* _WRITTEN INSTRUCTION_: Copy every line of the following data that includes the string "ทยาศาสตร".

* _RAW DATA_:

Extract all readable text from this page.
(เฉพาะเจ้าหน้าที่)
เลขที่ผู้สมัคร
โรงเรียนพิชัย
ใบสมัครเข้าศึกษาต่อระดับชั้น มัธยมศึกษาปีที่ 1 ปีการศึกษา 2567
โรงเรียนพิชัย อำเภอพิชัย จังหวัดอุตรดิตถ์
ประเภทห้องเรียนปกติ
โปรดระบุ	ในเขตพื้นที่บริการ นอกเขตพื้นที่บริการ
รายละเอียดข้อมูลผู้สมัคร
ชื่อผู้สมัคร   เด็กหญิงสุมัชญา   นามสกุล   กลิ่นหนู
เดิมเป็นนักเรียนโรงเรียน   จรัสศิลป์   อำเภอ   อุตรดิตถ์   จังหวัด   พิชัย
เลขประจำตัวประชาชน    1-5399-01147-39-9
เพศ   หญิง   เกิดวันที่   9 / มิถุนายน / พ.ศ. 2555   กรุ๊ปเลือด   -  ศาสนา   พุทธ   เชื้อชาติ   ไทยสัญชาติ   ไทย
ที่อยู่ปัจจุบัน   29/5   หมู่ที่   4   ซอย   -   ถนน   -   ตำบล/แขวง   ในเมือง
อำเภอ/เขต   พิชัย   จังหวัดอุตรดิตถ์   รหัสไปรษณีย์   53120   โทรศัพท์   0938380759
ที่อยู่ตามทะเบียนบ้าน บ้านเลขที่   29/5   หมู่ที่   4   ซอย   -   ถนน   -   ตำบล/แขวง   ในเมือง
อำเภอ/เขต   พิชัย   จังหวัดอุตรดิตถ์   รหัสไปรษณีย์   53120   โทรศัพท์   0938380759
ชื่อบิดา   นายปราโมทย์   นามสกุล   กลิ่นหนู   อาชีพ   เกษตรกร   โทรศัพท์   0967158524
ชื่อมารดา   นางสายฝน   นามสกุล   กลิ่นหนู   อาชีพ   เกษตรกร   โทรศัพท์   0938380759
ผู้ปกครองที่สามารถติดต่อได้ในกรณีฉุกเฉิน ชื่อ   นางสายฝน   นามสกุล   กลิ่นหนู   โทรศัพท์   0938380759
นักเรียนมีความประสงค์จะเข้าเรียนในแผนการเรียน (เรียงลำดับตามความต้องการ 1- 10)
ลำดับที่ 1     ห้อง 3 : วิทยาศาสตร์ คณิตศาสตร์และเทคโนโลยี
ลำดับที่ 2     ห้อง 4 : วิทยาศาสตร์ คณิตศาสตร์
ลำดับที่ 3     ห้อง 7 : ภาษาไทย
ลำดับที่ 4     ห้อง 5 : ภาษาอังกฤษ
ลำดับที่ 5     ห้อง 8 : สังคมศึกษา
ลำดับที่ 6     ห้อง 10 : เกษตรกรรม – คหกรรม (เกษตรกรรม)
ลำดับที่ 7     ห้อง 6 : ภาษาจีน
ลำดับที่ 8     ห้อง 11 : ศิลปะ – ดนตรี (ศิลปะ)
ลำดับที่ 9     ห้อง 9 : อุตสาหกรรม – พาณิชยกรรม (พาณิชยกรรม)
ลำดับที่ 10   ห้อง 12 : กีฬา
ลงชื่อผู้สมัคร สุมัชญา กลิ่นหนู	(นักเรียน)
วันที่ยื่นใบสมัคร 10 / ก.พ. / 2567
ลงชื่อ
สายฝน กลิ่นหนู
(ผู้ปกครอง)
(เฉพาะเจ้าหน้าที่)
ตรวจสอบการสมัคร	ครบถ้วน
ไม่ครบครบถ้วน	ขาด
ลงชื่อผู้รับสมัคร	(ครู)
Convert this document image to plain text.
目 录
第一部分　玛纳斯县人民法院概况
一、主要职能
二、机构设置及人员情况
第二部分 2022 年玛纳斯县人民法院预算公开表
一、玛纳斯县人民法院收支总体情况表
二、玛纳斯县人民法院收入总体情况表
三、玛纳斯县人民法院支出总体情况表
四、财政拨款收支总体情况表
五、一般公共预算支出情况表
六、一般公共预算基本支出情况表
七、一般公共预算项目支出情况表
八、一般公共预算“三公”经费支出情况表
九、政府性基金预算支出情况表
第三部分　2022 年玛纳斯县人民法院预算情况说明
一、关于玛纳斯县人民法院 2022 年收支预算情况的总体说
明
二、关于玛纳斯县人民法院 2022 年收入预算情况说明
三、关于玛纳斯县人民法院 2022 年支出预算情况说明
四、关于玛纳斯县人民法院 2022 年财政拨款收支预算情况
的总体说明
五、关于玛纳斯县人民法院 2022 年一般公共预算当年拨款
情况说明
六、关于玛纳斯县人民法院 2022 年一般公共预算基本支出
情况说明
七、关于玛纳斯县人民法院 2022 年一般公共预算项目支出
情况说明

* _PROBLEM SOLUTION_:
ลำดับที่ 1     ห้อง 3 : วิทยาศาสตร์ คณิตศาสตร์และเทคโนโลยี
ลำดับที่ 2     ห้อง 4 : วิทยาศาสตร์ คณิตศาสตร์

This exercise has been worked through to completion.